= WRITTEN PROBLEM =
Copy out each line featuring the string "lamps" from the entries beneath.

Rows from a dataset
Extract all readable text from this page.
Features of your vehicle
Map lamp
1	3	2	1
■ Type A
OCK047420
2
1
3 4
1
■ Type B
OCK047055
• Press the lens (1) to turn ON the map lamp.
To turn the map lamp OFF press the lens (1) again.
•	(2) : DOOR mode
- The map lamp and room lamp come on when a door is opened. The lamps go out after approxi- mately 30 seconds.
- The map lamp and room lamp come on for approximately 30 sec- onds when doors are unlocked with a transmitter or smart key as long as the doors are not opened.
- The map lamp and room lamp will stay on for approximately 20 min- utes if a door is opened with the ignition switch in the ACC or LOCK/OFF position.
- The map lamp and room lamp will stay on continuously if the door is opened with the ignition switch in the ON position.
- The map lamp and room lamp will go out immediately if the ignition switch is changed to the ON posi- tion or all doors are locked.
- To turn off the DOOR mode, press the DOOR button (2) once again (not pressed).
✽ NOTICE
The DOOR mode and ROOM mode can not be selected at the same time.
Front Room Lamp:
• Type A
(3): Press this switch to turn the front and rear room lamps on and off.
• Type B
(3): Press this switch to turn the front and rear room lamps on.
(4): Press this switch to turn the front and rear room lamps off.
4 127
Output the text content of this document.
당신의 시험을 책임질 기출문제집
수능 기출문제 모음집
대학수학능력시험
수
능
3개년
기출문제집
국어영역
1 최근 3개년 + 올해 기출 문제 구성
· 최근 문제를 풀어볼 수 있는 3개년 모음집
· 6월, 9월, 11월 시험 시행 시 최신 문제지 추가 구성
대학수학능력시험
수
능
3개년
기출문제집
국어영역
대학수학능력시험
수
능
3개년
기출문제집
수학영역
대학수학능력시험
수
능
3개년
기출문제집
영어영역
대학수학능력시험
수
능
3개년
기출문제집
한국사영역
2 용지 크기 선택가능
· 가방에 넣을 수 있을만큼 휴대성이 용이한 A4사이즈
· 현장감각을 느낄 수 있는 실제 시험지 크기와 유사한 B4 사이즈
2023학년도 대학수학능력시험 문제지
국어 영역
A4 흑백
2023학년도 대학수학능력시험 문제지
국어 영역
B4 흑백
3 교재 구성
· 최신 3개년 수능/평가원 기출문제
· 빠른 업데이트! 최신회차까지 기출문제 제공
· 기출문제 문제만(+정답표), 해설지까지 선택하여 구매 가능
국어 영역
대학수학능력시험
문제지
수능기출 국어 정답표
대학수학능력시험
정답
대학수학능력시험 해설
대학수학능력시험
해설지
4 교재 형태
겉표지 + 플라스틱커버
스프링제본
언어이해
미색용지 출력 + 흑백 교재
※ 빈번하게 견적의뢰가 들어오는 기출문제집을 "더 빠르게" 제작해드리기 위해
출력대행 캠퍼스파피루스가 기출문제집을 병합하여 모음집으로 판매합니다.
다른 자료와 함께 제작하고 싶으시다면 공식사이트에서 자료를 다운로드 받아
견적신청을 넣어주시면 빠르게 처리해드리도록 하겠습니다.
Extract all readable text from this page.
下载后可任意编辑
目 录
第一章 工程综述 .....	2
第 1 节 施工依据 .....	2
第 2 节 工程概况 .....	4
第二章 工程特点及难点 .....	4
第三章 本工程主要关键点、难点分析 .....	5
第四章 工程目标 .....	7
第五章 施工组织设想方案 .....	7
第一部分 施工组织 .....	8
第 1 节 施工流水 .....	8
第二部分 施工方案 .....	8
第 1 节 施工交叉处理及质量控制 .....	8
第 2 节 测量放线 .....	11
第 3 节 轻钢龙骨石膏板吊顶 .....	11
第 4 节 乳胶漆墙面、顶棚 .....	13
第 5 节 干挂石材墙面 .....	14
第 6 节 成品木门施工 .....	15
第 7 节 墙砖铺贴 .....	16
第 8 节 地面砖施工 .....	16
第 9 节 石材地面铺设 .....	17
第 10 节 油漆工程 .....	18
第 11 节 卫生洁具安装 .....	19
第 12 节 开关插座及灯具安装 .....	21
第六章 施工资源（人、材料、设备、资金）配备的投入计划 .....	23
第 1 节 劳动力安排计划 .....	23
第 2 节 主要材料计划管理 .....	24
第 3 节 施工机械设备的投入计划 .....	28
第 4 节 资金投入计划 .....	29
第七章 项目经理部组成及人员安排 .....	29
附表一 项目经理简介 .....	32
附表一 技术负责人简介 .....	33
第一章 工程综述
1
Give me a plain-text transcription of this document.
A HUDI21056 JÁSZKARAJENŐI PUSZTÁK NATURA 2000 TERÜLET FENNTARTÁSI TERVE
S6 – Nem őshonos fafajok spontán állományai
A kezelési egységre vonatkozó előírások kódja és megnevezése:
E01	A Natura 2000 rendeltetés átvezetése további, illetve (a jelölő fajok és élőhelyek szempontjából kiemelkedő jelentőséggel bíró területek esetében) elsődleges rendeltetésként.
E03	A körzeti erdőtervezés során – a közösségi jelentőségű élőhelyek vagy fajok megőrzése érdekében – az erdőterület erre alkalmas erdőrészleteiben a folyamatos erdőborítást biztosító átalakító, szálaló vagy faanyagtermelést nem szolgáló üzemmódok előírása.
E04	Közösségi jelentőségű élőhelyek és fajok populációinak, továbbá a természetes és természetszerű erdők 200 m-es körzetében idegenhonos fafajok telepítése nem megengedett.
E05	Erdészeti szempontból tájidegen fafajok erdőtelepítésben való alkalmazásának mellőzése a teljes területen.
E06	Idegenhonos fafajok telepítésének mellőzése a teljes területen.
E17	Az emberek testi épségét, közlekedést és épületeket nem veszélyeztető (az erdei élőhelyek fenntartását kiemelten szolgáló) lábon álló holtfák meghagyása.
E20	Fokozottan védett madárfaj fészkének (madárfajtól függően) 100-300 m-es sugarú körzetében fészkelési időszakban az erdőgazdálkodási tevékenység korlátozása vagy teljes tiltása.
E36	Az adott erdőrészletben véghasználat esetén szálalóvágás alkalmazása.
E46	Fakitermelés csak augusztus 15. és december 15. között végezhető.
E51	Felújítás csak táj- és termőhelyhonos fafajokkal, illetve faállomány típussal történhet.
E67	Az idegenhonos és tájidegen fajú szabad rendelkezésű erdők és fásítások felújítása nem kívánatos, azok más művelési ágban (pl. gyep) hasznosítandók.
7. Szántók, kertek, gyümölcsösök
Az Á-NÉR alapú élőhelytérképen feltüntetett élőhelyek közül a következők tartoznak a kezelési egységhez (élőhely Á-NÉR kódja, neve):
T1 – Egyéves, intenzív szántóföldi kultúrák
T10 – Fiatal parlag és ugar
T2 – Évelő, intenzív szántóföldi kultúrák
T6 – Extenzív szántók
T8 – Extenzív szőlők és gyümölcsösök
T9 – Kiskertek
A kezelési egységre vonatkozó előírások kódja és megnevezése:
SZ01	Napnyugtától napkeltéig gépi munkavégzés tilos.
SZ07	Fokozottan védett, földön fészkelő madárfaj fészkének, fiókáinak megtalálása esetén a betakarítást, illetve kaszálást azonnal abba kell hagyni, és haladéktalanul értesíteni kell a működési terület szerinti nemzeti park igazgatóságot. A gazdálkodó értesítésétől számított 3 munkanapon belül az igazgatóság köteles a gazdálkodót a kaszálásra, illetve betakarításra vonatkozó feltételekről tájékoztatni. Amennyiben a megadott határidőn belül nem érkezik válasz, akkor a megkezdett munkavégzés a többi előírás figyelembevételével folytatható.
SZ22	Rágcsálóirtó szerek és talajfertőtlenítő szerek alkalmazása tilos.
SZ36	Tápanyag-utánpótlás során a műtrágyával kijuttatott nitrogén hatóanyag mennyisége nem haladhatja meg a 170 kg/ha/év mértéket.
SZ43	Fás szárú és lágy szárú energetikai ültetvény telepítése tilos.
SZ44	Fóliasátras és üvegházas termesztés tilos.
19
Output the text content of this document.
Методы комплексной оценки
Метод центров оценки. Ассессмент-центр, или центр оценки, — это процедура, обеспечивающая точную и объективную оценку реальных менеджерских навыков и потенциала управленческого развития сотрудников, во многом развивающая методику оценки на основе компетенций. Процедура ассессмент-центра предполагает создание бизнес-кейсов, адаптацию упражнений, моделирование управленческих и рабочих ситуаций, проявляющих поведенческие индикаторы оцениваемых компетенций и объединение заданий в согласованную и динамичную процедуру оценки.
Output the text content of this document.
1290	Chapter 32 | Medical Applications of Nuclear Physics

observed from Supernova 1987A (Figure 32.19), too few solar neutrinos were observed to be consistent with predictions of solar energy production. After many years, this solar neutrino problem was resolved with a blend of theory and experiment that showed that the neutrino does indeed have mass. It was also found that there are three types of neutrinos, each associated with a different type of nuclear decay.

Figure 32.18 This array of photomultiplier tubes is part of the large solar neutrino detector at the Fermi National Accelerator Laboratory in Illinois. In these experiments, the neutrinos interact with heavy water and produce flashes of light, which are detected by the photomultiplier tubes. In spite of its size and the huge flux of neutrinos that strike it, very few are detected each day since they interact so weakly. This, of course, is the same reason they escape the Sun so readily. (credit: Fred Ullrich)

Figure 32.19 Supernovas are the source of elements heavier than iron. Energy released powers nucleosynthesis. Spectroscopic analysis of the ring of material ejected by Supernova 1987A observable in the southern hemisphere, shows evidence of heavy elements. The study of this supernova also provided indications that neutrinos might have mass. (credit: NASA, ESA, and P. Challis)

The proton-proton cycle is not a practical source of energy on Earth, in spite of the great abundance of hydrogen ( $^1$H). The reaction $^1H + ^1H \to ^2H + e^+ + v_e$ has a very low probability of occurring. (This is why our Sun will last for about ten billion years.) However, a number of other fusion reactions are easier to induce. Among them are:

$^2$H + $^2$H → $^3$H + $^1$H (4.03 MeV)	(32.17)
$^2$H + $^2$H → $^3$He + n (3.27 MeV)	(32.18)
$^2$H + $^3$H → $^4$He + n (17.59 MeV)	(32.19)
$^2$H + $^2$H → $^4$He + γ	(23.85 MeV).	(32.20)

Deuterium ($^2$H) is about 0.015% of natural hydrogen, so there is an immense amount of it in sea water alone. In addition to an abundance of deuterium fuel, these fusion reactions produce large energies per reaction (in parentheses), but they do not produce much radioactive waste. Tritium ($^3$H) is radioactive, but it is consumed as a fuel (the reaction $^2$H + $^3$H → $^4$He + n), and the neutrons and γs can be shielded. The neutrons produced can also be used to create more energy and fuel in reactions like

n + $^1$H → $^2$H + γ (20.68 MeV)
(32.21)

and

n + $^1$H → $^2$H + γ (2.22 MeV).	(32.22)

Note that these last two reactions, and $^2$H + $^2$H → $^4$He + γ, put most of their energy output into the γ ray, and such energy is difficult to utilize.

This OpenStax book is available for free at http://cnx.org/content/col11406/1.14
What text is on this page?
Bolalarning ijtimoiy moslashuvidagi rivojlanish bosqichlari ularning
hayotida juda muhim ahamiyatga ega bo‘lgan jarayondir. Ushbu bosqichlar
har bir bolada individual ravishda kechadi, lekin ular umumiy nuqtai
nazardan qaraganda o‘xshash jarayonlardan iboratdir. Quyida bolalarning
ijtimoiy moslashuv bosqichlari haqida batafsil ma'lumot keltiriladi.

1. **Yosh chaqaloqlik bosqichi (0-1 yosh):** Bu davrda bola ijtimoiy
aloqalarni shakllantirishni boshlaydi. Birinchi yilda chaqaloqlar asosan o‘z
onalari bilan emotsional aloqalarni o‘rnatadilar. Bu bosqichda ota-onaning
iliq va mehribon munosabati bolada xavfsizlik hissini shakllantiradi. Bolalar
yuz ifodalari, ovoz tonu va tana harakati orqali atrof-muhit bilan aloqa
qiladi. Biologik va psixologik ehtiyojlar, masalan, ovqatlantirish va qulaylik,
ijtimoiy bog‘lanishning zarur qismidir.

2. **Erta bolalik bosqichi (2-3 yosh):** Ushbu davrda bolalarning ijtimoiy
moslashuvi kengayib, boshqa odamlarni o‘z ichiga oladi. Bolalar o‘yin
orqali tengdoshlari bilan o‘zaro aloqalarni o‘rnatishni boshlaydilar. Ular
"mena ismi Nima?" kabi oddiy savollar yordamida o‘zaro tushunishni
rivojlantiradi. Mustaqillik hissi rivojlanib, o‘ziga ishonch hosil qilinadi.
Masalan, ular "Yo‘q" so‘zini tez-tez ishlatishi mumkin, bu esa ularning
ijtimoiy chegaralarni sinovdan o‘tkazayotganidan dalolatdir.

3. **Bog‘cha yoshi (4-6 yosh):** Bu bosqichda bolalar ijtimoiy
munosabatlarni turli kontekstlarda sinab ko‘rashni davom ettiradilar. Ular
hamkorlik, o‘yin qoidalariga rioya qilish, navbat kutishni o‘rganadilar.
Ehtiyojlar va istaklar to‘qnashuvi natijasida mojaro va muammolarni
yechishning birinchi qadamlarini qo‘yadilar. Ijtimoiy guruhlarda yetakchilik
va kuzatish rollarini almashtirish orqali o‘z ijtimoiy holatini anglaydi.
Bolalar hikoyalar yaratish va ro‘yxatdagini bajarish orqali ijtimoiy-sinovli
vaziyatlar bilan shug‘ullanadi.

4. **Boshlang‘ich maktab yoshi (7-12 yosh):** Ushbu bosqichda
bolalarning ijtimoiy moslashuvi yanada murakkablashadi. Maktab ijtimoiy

= RESULT OF THIS EXERCISE =
- The map lamp and room lamp come on when a door is opened. The lamps go out after approxi- mately 30 seconds.
(3): Press this switch to turn the front and rear room lamps on and off.
(3): Press this switch to turn the front and rear room lamps on.
(4): Press this switch to turn the front and rear room lamps off.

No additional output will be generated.